Retype all of the data. Every line must match exactly.

::::::

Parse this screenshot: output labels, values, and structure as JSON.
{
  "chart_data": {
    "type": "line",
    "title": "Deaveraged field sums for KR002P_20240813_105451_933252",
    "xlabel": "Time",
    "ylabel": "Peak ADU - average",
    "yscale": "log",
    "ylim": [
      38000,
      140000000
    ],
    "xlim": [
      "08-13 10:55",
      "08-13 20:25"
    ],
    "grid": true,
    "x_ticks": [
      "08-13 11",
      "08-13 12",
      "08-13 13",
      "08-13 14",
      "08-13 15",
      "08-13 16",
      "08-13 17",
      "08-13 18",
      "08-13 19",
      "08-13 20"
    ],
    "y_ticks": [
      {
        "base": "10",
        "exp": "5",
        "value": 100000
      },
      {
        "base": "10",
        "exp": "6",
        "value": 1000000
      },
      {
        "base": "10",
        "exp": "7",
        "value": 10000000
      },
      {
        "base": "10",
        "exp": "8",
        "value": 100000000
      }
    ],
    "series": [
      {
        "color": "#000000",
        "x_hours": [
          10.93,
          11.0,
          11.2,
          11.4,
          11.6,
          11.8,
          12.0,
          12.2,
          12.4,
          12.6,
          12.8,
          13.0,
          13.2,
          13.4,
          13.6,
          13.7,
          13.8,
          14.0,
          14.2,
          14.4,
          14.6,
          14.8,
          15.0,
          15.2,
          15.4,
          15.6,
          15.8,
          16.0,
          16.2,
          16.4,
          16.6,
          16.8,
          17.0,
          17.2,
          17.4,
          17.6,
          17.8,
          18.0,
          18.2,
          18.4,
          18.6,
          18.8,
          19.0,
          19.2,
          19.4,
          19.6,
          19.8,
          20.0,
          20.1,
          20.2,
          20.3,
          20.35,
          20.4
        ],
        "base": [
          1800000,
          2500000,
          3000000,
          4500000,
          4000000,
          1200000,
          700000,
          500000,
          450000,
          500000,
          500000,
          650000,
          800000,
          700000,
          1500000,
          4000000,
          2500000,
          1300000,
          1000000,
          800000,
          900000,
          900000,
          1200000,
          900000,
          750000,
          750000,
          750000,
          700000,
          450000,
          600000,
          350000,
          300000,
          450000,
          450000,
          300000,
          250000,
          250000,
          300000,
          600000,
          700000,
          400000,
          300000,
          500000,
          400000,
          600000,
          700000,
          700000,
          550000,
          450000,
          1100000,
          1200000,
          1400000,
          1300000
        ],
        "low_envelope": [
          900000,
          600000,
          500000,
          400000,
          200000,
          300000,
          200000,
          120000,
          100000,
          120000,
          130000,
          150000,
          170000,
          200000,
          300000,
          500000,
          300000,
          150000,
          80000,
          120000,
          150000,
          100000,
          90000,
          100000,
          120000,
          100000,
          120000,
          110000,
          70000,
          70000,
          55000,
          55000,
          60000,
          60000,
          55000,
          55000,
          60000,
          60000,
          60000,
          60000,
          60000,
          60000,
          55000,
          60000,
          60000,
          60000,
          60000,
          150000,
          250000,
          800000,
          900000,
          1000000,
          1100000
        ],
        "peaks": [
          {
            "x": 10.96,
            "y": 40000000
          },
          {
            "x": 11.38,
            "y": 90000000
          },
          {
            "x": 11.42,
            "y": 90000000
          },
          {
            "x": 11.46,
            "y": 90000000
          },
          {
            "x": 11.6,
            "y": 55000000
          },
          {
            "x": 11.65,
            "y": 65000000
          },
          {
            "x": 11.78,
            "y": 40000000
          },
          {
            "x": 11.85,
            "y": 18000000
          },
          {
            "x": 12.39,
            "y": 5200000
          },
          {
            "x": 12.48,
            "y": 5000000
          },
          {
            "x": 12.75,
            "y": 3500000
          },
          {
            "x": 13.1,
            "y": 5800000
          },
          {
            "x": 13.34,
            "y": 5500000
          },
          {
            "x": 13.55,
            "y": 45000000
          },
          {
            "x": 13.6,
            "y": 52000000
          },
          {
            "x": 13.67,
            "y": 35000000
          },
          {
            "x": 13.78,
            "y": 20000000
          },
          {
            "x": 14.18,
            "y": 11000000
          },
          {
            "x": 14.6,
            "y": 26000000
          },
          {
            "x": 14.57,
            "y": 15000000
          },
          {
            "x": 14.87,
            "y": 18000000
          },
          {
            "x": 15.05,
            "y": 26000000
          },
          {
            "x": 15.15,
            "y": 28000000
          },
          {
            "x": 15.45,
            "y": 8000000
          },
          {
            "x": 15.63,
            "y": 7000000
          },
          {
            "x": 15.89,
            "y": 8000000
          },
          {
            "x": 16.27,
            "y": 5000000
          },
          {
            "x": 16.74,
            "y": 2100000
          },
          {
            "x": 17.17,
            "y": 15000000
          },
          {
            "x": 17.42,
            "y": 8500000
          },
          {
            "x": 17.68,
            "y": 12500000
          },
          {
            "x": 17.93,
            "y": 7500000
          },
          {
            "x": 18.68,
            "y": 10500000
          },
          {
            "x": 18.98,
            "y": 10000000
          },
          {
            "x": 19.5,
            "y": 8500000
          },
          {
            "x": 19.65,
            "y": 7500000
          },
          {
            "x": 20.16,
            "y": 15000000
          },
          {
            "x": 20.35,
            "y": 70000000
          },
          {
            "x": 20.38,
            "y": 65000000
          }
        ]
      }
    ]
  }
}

::::::

* [RESULT OF THE TASK]:
Parse this screenshot: output labels, values, and structure as JSON.
{
  "chart_data": {
    "type": "line",
    "title": "Deaveraged field sums for KR002P_20240813_105451_933252",
    "xlabel": "Time",
    "ylabel": "Peak ADU - average",
    "yscale": "log",
    "ylim": [
      38000,
      140000000
    ],
    "xlim": [
      "08-13 10:55",
      "08-13 20:25"
    ],
    "grid": true,
    "x_ticks": [
      "08-13 11",
      "08-13 12",
      "08-13 13",
      "08-13 14",
      "08-13 15",
      "08-13 16",
      "08-13 17",
      "08-13 18",
      "08-13 19",
      "08-13 20"
    ],
    "y_ticks": [
      {
        "base": "10",
        "exp": "5",
        "value": 100000
      },
      {
        "base": "10",
        "exp": "6",
        "value": 1000000
      },
      {
        "base": "10",
        "exp": "7",
        "value": 10000000
      },
      {
        "base": "10",
        "exp": "8",
        "value": 100000000
      }
    ],
    "series": [
      {
        "color": "#000000",
        "x_hours": [
          10.93,
          11.0,
          11.2,
          11.4,
          11.6,
          11.8,
          12.0,
          12.2,
          12.4,
          12.6,
          12.8,
          13.0,
          13.2,
          13.4,
          13.6,
          13.7,
          13.8,
          14.0,
          14.2,
          14.4,
          14.6,
          14.8,
          15.0,
          15.2,
          15.4,
          15.6,
          15.8,
          16.0,
          16.2,
          16.4,
          16.6,
          16.8,
          17.0,
          17.2,
          17.4,
          17.6,
          17.8,
          18.0,
          18.2,
          18.4,
          18.6,
          18.8,
          19.0,
          19.2,
          19.4,
          19.6,
          19.8,
          20.0,
          20.1,
          20.2,
          20.3,
          20.35,
          20.4
        ],
        "base": [
          1800000,
          2500000,
          3000000,
          4500000,
          4000000,
          1200000,
          700000,
          500000,
          450000,
          500000,
          500000,
          650000,
          800000,
          700000,
          1500000,
          4000000,
          2500000,
          1300000,
          1000000,
          800000,
          900000,
          900000,
          1200000,
          900000,
          750000,
          750000,
          750000,
          700000,
          450000,
          600000,
          350000,
          300000,
          450000,
          450000,
          300000,
          250000,
          250000,
          300000,
          600000,
          700000,
          400000,
          300000,
          500000,
          400000,
          600000,
          700000,
          700000,
          550000,
          450000,
          1100000,
          1200000,
          1400000,
          1300000
        ],
        "low_envelope": [
          900000,
          600000,
          500000,
          400000,
          200000,
          300000,
          200000,
          120000,
          100000,
          120000,
          130000,
          150000,
          170000,
          200000,
          300000,
          500000,
          300000,
          150000,
          80000,
          120000,
          150000,
          100000,
          90000,
          100000,
          120000,
          100000,
          120000,
          110000,
          70000,
          70000,
          55000,
          55000,
          60000,
          60000,
          55000,
          55000,
          60000,
          60000,
          60000,
          60000,
          60000,
          60000,
          55000,
          60000,
          60000,
          60000,
          60000,
          150000,
          250000,
          800000,
          900000,
          1000000,
          1100000
        ],
        "peaks": [
          {
            "x": 10.96,
            "y": 40000000
          },
          {
            "x": 11.38,
            "y": 90000000
          },
          {
            "x": 11.42,
            "y": 90000000
          },
          {
            "x": 11.46,
            "y": 90000000
          },
          {
            "x": 11.6,
            "y": 55000000
          },
          {
            "x": 11.65,
            "y": 65000000
          },
          {
            "x": 11.78,
            "y": 40000000
          },
          {
            "x": 11.85,
            "y": 18000000
          },
          {
            "x": 12.39,
            "y": 5200000
          },
          {
            "x": 12.48,
            "y": 5000000
          },
          {
            "x": 12.75,
            "y": 3500000
          },
          {
            "x": 13.1,
            "y": 5800000
          },
          {
            "x": 13.34,
            "y": 5500000
          },
          {
            "x": 13.55,
            "y": 45000000
          },
          {
            "x": 13.6,
            "y": 52000000
          },
          {
            "x": 13.67,
            "y": 35000000
          },
          {
            "x": 13.78,
            "y": 20000000
          },
          {
            "x": 14.18,
            "y": 11000000
          },
          {
            "x": 14.6,
            "y": 26000000
          },
          {
            "x": 14.57,
            "y": 15000000
          },
          {
            "x": 14.87,
            "y": 18000000
          },
          {
            "x": 15.05,
            "y": 26000000
          },
          {
            "x": 15.15,
            "y": 28000000
          },
          {
            "x": 15.45,
            "y": 8000000
          },
          {
            "x": 15.63,
            "y": 7000000
          },
          {
            "x": 15.89,
            "y": 8000000
          },
          {
            "x": 16.27,
            "y": 5000000
          },
          {
            "x": 16.74,
            "y": 2100000
          },
          {
            "x": 17.17,
            "y": 15000000
          },
          {
            "x": 17.42,
            "y": 8500000
          },
          {
            "x": 17.68,
            "y": 12500000
          },
          {
            "x": 17.93,
            "y": 7500000
          },
          {
            "x": 18.68,
            "y": 10500000
          },
          {
            "x": 18.98,
            "y": 10000000
          },
          {
            "x": 19.5,
            "y": 8500000
          },
          {
            "x": 19.65,
            "y": 7500000
          },
          {
            "x": 20.16,
            "y": 15000000
          },
          {
            "x": 20.35,
            "y": 70000000
          },
          {
            "x": 20.38,
            "y": 65000000
          }
        ]
      }
    ]
  }
}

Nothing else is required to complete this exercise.